#### [What is needed]
Write out the listing below without alteration, omitting its pictures.

#### [Data entries]
━━━━━━━━━━━━━━━━

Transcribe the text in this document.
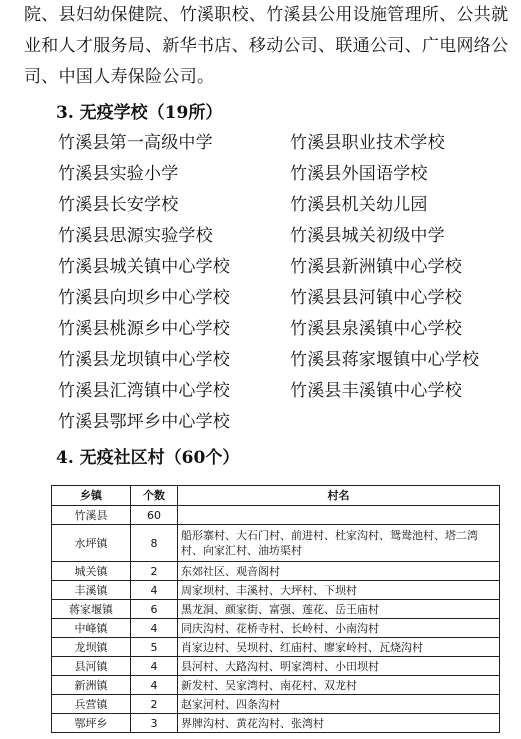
院、县妇幼保健院、竹溪职校、竹溪县公用设施管理所、公共就
业和人才服务局、新华书店、移动公司、联通公司、广电网络公
司、中国人寿保险公司。
3. 无疫学校（19所）
竹溪县第一高级中学
竹溪县实验小学
竹溪县长安学校
竹溪县思源实验学校
竹溪县城关镇中心学校
竹溪县向坝乡中心学校
竹溪县桃源乡中心学校
竹溪县龙坝镇中心学校
竹溪县汇湾镇中心学校
竹溪县鄂坪乡中心学校
竹溪县职业技术学校
竹溪县外国语学校
竹溪县机关幼儿园
竹溪县城关初级中学
竹溪县新洲镇中心学校
竹溪县县河镇中心学校
竹溪县泉溪镇中心学校
竹溪县蒋家堰镇中心学校
竹溪县丰溪镇中心学校
4. 无疫社区村（60个）
乡镇	个数	村名
竹溪县	60	
水坪镇	8	船形寨村、大石门村、前进村、杜家沟村、鸳鸯池村、塔二湾村、向家汇村、油坊渠村
城关镇	2	东郊社区、观音阁村
丰溪镇	4	周家坝村、丰溪村、大坪村、下坝村
蒋家堰镇	6	黑龙洞、颜家街、富强、莲花、岳王庙村
中峰镇	4	同庆沟村、花桥寺村、长岭村、小南沟村
龙坝镇	5	肖家边村、吴坝村、红庙村、廖家岭村、瓦烧沟村
县河镇	4	县河村、大路沟村、明家湾村、小田坝村
新洲镇	4	新发村、吴家湾村、南花村、双龙村
兵营镇	2	赵家河村、四条沟村
鄂坪乡	3	界牌沟村、黄花沟村、张湾村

━━━━━━━━━━━━━━━━

#### [Response to this exercise]
Transcribe the text in this document.
院、县妇幼保健院、竹溪职校、竹溪县公用设施管理所、公共就
业和人才服务局、新华书店、移动公司、联通公司、广电网络公
司、中国人寿保险公司。
3. 无疫学校（19所）
竹溪县第一高级中学
竹溪县实验小学
竹溪县长安学校
竹溪县思源实验学校
竹溪县城关镇中心学校
竹溪县向坝乡中心学校
竹溪县桃源乡中心学校
竹溪县龙坝镇中心学校
竹溪县汇湾镇中心学校
竹溪县鄂坪乡中心学校
竹溪县职业技术学校
竹溪县外国语学校
竹溪县机关幼儿园
竹溪县城关初级中学
竹溪县新洲镇中心学校
竹溪县县河镇中心学校
竹溪县泉溪镇中心学校
竹溪县蒋家堰镇中心学校
竹溪县丰溪镇中心学校
4. 无疫社区村（60个）
乡镇	个数	村名
竹溪县	60	
水坪镇	8	船形寨村、大石门村、前进村、杜家沟村、鸳鸯池村、塔二湾村、向家汇村、油坊渠村
城关镇	2	东郊社区、观音阁村
丰溪镇	4	周家坝村、丰溪村、大坪村、下坝村
蒋家堰镇	6	黑龙洞、颜家街、富强、莲花、岳王庙村
中峰镇	4	同庆沟村、花桥寺村、长岭村、小南沟村
龙坝镇	5	肖家边村、吴坝村、红庙村、廖家岭村、瓦烧沟村
县河镇	4	县河村、大路沟村、明家湾村、小田坝村
新洲镇	4	新发村、吴家湾村、南花村、双龙村
兵营镇	2	赵家河村、四条沟村
鄂坪乡	3	界牌沟村、黄花沟村、张湾村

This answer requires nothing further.